━━ Working data

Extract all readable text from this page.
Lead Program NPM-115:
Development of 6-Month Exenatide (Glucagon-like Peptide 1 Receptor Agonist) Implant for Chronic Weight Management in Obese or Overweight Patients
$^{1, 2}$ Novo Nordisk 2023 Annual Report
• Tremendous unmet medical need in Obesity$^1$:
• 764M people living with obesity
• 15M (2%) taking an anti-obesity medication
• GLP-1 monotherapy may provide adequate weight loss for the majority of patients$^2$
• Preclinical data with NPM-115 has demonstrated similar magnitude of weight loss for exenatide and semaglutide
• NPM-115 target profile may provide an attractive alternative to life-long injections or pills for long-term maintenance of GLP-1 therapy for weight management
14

━━━━

Activity – Above are the records; copy each line from them that includes the string "loss".

Result –
• GLP-1 monotherapy may provide adequate weight loss for the majority of patients$^2$
• Preclinical data with NPM-115 has demonstrated similar magnitude of weight loss for exenatide and semaglutide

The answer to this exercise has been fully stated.